Friday, October 22, 2010

Thoughts on HP-UX, AIX, and Integrity

Those who know me personally and have been following this blog know that I ditched my HP-UX admin career to become a systems architect in another division at my company. The reasons for this were mostly personal, although maybe 10% of my choice to move on was due to other reasons. Bottom line is that even though I miss the technical side, I'm glad I've made the switch to the "clouds" and became an architect.

I'm now mostly attached to stuff made by Cooper Power Systems and OSISoft, which is fine. Expect the content of this blog to switch to these two vendors over time. HP still has a place too, as I've spent so much time using their products. But here we're not a HP shop; we have some HP products of course, but also IBM, EMC, and other vendors on the floor.

Some HP reps came in this week to show us what was new this year. While I used to be very fond of HP since relying on a limited number of manufacturers was part of my one-sysadmin-for-all strategy, I must now step back and try to be as objective as possible.

Problem 1
In the blog post on HP-UX, AIX, and Integrity, which two vendors does the writer expect the blog's content to shift toward?
Problem 2
Continue the blog post on HP-UX, AIX, and Integrity, beginning right after its final sentence.

Dataset entries
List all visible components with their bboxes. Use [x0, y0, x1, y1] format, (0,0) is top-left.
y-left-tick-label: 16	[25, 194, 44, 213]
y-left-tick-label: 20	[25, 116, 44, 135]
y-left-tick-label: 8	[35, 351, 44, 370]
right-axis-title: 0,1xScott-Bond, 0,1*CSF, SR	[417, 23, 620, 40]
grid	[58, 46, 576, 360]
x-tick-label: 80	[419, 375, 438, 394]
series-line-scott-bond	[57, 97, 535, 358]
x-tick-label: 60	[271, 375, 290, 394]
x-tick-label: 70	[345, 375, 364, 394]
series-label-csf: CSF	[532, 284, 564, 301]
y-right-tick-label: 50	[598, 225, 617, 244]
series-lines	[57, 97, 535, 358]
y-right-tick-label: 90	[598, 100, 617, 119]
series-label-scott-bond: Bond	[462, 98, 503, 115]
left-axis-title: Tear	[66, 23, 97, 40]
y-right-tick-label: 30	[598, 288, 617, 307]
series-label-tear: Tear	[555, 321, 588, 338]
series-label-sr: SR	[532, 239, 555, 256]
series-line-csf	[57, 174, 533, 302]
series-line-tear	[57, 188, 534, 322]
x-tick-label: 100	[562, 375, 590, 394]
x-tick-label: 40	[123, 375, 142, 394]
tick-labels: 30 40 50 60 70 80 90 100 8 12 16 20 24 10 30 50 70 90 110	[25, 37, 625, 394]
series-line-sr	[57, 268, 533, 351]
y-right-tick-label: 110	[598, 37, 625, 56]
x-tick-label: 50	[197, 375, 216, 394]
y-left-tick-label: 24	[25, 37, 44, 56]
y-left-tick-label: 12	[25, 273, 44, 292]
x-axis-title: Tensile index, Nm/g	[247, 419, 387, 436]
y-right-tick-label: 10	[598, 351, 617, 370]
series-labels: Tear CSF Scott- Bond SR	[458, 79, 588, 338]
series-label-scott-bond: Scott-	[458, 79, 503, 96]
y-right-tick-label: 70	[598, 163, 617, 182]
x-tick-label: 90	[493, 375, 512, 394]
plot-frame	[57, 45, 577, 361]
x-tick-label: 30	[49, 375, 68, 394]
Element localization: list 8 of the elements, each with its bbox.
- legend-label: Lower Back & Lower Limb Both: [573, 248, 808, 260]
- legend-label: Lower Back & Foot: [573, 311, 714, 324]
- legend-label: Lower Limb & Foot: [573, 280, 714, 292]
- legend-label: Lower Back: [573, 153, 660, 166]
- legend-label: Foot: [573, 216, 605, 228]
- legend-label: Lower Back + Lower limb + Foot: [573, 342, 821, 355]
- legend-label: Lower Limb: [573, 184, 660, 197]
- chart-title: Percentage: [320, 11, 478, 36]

Response area 1
Cooper Power Systems and OSISoft.

Response area 2
That being said, there was the usual presentation about let-HP-shove-its-converged-infrastructure-down your-throat, then a half-hour presentation on Integrity systems (among others) during which I kept my mouth shut. I couldn't help myself thinking what's the future of this great platform. All talk about running Linux and Windows on the platform is now gone, which is a good thing, as we all know it can no longer be an option. Only HP-UX and OpenVMS are left. The BCS rep, knowing my division runs RHEL and AIX, told us to "please challenge us", meaning that we should evalutate HP-UX as a contender as much as possible.

I've worked with HP-UX for 10 years and love it. But, in my opinion, AIX is roughly equivalent. Although I haven't been administering AIX systems for 10+ years, I know enough that it is a mission-critical OS backed by a manufacturer who won't let my company down, same as HP-UX. If we were running Solaris, things would be very different. But for the moment, as an architect, I consider both HP-UX and AIX as equals: these are the last true "Enterprise" UNIX options available.

So, what's left for the Integrity platform? Not much. As AIX is the same as HP-UX at a glance, I can only think that Integrity is the same as POWER systems, give or take. So it's not a bad platform per se, but a niche one for sure.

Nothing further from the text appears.